## GIVEN PASSAGE
David Ignatius of the Washington Post (3/16/23) asserted that

if Chinese President Xi Jinping wants to take on the role of restraining Iran and reassuring Saudi Arabia, good luck to him. The United States has been trying since 1979 to bend the arc of the Iranian revolution toward stability.

Washington supported Iraq’s invasion of Iran, to the point of helping Iraq use chemical weapons against the country. The US has also levied sanctions that have immiserated the country, undercutting Iranians’ access to food and medicine. Describing such aggression as attempts to engender “stability” inverts reality—to say nothing of Ignatius’ strange desire to “reassur[e]” Washington’s execution-happy longtime client in Riyadh.

In the case of the war that turned Yemen into the world’s worst humanitarian crisis, McFaul and Milani exculpate the US, writing that “the Biden administration, supported by other countries with a commitment to stopping this war, helped negotiate a truce.”

Like McFaul and Milani, Ignatius accuses China of “harvest[ing] the goodwill” after the US allegedly “laid the groundwork for a settlement of the horrific war in Yemen.” This omits the rather salient point that the United States is a major reason the war has gone on for as long as it has, with as high a price as it has had for Yemenis.

The Obama, Trump and Biden administrations prolonged and escalated the war. When Obama was president and Biden his VP, the US shared intelligence about Yemen in support of the Saudis’ attacks, refueled their jets as they conducted murderous bombing raids against Yemen, and was in the”command room” as the Saudis carried out such strikes. Trump sold the Saudi government billions of dollars worth of weapons, while Biden approved a $650 million weapons sale to Saudi Arabia (FAIR.org, 1/27/23); a few weeks later, the coalition that both countries belong to bombed a prison in Sa’adah, Yemen, killing at least 80 people and injuring more than 200 with a bomb made by the US armsmaker Raytheon. To erase this history and cast the US as peacemaker absolves the US empire of its key role in the war on Yemen.

‘Anything but peaceful’

Michael Schuman of the Atlantic (3/14/23) warns:

With its closer ties to Russia and Iran, as well as its long-standing support of North Korea, China is a major patron of the world’s three most destabilizing states. The Iran/Saudi deal aside, there have been few indications that Beijing intends to use its influence to rein in these countries’ most dangerous designs. Until it does, China’s new order will be anything but peaceful.

## DATA EXCERPTS

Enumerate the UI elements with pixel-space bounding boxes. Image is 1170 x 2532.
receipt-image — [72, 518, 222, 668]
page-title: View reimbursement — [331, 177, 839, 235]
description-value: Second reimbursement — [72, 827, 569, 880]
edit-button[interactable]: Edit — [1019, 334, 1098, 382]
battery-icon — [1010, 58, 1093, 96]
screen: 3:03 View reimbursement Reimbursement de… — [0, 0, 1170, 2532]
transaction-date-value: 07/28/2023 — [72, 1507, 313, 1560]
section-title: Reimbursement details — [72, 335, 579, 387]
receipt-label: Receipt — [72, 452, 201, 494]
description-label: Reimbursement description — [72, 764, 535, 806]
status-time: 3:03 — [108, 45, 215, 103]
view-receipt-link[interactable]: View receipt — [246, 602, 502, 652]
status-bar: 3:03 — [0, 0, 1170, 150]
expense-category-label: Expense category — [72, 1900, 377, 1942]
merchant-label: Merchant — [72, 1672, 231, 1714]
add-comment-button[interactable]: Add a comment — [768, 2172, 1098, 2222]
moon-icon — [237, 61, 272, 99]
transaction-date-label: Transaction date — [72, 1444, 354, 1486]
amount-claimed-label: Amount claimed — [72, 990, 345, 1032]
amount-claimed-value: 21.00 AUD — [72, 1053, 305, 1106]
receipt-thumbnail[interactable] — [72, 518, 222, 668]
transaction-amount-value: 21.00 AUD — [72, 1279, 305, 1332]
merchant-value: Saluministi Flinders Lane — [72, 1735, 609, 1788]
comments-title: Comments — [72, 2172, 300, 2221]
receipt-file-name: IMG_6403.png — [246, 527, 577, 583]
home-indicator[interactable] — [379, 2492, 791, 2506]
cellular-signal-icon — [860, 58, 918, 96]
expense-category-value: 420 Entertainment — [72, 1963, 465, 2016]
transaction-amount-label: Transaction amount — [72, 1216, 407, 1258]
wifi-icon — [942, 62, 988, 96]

## WHAT IS BEING ASKED
Can you reproduce the commentary on US media coverage of China's role in the Middle East word for word, from "With its closer" up to and including "anything but peaceful."? The listing has no connection to the passage.

## ANSWER SECTION
With its closer ties to Russia and Iran, as well as its long-standing support of North Korea, China is a major patron of the world’s three most destabilizing states. The Iran/Saudi deal aside, there have been few indications that Beijing intends to use its influence to rein in these countries’ most dangerous designs. Until it does, China’s new order will be anything but peaceful.